● EXERCISE TASK
Pull out every line below holding the word "deck".

● SUPPLIED RECORDS
━━━━━━━━

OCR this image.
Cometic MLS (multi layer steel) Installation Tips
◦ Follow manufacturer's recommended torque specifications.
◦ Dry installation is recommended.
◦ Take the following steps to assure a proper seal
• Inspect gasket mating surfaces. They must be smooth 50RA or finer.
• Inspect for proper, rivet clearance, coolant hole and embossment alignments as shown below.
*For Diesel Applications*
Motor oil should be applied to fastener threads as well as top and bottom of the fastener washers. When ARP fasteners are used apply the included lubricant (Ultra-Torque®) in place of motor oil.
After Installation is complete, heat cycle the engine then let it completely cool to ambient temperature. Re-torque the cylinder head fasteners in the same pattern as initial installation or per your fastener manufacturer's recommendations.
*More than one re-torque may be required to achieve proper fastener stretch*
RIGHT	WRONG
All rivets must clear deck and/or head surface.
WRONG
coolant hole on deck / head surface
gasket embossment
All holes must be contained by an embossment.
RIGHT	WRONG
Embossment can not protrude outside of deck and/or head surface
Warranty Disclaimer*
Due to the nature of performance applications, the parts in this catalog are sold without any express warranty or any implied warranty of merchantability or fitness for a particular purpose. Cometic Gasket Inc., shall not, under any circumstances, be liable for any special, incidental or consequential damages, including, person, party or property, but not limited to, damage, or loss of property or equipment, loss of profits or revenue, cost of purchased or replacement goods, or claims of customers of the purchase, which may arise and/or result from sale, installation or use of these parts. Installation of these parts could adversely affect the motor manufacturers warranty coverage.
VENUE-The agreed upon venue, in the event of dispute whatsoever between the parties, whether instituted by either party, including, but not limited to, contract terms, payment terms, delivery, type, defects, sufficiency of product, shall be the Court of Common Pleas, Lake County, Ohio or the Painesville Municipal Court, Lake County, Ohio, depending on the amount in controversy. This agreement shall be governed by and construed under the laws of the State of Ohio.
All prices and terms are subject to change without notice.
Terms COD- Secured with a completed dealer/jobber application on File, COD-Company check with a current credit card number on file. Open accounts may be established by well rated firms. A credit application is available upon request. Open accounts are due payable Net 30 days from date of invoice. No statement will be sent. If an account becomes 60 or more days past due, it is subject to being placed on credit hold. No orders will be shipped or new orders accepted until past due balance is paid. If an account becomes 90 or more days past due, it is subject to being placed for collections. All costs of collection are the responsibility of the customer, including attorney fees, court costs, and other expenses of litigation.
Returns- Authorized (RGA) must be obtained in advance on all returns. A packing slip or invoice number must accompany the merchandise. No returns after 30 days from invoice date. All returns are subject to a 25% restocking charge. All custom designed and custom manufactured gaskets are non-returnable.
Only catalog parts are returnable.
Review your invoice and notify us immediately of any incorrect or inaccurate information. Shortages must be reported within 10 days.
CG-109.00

━━━━━━━━

● SOLVED EXERCISE
All rivets must clear deck and/or head surface.
coolant hole on deck / head surface
Embossment can not protrude outside of deck and/or head surface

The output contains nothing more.